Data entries

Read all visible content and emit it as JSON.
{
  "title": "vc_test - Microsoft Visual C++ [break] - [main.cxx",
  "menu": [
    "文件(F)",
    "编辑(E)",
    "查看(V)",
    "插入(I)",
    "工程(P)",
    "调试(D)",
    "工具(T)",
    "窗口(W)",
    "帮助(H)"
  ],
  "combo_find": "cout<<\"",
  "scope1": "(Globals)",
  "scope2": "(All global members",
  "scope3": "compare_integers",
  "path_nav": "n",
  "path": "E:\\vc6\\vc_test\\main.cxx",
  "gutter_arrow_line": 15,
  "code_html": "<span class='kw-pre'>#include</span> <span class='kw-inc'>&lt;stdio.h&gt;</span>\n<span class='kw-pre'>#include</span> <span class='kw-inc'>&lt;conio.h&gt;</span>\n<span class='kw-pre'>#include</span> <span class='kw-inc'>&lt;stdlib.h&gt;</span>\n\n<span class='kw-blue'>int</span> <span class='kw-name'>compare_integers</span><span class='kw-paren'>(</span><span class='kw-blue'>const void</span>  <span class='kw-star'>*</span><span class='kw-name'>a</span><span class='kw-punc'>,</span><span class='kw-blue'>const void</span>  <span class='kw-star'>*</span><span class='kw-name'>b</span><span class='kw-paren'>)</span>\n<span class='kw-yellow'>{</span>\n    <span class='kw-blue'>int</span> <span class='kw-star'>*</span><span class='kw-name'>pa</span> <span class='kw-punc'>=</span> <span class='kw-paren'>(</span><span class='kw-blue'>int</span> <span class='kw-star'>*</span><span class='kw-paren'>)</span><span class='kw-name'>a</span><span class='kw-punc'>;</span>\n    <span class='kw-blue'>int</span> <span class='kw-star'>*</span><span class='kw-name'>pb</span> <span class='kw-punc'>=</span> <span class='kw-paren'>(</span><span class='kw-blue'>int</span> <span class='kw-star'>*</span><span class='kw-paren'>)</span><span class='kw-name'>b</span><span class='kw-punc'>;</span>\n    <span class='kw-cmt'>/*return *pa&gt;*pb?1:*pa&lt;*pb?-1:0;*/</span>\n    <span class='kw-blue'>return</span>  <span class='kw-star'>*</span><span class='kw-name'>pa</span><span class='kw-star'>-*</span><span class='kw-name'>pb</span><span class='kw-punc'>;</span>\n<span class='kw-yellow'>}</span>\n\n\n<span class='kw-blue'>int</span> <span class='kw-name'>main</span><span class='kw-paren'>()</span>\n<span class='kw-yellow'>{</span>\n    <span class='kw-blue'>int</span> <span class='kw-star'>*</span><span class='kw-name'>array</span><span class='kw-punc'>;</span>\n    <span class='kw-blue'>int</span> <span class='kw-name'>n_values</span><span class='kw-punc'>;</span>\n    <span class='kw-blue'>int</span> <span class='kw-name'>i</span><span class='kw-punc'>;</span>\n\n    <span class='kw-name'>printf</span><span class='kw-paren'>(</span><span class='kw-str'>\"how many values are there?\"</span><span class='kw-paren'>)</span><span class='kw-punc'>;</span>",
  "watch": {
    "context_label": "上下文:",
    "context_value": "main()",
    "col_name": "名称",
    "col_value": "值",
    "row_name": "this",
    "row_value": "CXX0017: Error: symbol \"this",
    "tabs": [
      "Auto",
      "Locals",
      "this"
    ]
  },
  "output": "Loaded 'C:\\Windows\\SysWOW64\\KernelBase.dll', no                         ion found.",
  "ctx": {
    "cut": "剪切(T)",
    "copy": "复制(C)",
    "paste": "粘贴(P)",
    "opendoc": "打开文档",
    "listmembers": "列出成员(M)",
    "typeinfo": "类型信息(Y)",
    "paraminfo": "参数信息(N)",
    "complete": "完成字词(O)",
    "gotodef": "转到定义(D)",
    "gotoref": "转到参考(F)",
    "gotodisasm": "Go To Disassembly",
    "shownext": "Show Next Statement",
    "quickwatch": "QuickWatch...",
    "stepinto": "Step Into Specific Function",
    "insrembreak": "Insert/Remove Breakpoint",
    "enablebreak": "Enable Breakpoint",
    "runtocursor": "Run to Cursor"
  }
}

■ Required task: Tell how many lines of the data include the word "this", and nothing else.

■ Exercise solution: 3